**Exercise objective**
Copy all lines in which the word "color" can be found.
====== Material shown
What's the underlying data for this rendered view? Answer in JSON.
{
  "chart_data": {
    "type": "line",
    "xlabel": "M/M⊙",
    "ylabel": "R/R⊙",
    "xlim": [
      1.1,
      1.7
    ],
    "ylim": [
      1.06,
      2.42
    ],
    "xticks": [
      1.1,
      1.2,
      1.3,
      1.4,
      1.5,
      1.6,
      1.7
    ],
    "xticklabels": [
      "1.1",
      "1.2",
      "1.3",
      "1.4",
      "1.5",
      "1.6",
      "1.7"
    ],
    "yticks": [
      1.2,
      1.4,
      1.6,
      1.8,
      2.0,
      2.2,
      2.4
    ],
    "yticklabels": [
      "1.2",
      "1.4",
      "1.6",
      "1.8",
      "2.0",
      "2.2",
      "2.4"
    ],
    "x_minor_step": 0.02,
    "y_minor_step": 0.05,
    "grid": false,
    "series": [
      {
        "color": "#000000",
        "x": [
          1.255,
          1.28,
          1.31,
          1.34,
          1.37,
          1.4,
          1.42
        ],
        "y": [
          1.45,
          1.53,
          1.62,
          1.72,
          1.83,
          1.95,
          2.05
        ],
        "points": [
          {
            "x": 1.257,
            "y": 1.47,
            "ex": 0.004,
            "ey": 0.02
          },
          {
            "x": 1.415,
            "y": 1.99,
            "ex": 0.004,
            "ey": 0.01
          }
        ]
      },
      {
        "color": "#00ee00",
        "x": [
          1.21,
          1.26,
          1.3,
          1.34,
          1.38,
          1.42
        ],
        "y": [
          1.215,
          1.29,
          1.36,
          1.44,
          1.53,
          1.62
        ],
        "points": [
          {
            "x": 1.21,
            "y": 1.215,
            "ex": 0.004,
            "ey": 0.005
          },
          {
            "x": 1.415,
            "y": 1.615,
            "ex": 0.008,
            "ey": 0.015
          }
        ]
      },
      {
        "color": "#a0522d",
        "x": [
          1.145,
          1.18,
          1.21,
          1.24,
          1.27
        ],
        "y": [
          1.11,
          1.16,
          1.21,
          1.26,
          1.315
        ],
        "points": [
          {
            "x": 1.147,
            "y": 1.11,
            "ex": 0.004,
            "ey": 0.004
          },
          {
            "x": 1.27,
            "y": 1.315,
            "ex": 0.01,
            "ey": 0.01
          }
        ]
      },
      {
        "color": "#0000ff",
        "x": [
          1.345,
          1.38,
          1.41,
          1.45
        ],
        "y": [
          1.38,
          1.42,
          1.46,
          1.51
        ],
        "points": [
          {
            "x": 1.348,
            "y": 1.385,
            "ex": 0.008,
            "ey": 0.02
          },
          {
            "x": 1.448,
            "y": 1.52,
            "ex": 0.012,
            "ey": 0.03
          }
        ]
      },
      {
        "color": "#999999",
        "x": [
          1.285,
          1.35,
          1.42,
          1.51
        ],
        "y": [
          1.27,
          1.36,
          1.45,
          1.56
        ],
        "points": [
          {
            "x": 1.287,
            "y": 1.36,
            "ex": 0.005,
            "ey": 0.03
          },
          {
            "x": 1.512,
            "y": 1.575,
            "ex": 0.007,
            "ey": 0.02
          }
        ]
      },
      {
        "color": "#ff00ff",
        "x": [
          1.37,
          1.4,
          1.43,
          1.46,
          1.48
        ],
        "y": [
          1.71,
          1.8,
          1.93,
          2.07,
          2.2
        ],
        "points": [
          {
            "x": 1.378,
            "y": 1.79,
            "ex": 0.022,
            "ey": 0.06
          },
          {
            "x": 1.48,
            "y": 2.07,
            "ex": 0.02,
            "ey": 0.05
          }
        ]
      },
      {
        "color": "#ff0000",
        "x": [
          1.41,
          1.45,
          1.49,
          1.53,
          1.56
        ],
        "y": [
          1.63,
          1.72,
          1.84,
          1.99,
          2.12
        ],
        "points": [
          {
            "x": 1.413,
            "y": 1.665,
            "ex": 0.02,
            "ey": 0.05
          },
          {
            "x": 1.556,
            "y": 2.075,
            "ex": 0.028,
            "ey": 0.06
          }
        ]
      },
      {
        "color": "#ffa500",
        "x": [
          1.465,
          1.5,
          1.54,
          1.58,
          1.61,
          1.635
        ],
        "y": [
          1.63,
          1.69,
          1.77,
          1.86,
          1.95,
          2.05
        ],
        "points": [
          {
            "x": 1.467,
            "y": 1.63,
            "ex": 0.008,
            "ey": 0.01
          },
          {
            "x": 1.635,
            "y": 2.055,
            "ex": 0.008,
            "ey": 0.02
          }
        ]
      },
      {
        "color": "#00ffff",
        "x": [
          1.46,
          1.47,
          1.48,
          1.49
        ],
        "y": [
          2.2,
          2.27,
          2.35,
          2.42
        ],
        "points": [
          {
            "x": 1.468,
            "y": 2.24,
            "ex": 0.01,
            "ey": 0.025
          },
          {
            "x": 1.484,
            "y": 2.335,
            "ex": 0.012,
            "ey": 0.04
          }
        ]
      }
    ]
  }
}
============
====== Material shown
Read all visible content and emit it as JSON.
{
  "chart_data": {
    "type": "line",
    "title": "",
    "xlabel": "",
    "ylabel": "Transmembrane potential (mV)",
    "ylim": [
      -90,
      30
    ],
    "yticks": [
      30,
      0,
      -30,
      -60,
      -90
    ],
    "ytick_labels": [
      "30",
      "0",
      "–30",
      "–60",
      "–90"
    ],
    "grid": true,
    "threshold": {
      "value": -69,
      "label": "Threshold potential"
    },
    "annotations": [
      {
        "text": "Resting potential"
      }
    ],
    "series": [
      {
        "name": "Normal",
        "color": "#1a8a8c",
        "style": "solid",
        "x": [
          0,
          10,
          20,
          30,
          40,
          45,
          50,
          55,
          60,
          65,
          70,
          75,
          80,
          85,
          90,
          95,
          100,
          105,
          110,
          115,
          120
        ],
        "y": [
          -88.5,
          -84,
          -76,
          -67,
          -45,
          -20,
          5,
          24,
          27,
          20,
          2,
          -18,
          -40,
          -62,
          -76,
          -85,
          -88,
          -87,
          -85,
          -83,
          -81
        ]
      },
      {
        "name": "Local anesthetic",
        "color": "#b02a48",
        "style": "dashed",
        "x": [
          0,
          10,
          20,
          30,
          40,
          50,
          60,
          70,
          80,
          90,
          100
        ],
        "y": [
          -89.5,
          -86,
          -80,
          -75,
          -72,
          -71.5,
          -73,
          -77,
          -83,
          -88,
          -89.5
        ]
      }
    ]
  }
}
============
**Completed exercise**
        "color": "#000000",
        "color": "#00ee00",
        "color": "#a0522d",
        "color": "#0000ff",
        "color": "#999999",
        "color": "#ff00ff",
        "color": "#ff0000",
        "color": "#ffa500",
        "color": "#00ffff",
        "color": "#1a8a8c",
        "color": "#b02a48",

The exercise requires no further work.